** START PAGE EXCERPT **

I think you're probably on the money - Semi-Slav against 1.d4 is good, and caro-kann or French defense against 1.e4 would be good, also. If you're playing the Caro against 1.e4, and you want a closed, "positional" game, then your biggest fear will probably be the panov-botvinnik attack, so I would study extra on those particular lines.
Do you prefer positional play because you don't do as well in open or sharper positions? If so, then there is one school of thought that says you'll improve the most by playing openings that work on your weaknesses. So rather than playing to your positional strengths, which won't improve your play in open and/or more tactical games, you should play open games in order to improve your skill in those kinds of positions.
I recently switched to 1. d4 after always being an 1. e4 player, in order to work on my positional play and get more experience in quieter positions than I typically sought with 1. e4, and I've improved as a result -- including after 1. e4 when I'm better able to take advantage of positional factors and steer the game into quieter lines that ensure long-term positional advantages.
Well, assuming you are an extremely positional player who loathes tactical minefields and complex positions with loads of theory, I'd suggest the following openings for Black:
For White, though you currently play 1. d4, switch to 1. e4 and play main lines of these openings:
So...you think I'm a nut for suggesting this to the positional player? Well, not really. Assuming your strong suit is positional play, you should work hard to improve your tactics. Play these openings for a year, and then switch back stronger than ever. I believe Kaidanov used this idea once to help him improve positionally, and when he returned to 1. e4, was stronger than ever.
Why play closed positions, when you can play open ones and win like those in the Parham?
thx any more suggestions?
i like the Guico Piano with c2-c3
For white I find the catalan tests my positional knowledge far more then QGD ever did. Though maybe that's because I was cheap and played the exchange variation with thoughts of f3. With the Catalan you are frequently sacrificing pawns for positional compensation, and it works!
For black I find the Slav to be much more effective at reaching a calm (what 'positional' usually means to people) understanding based game then the Semi-Slav. While some games with the semi-slav are extremely positional, many of the lines (such as after Bg5) are based more around preperation and concrete calculation then positional understanding.

** END PAGE EXCERPT **

» WHAT IS ASKED
Please answer these questions on the chess opening discussion:
1. Which attack is named as the biggest fear when playing the Caro against 1.e4?
2. Which player is said to have used the idea of switching openings to improve positionally?
3. Which opening does one writer find tests positional knowledge far more than the QGD did?
The lines after this point come from an unrelated source.

** START COLLECTED DATA **

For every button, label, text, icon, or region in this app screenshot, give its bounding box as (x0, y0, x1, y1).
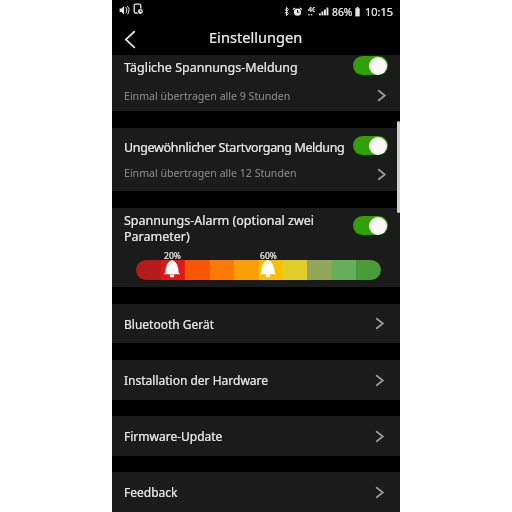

** END COLLECTED DATA **

» RESULT OF THE EXERCISE
1. The Panov-Botvinnik attack.
2. Kaidanov.
3. The Catalan.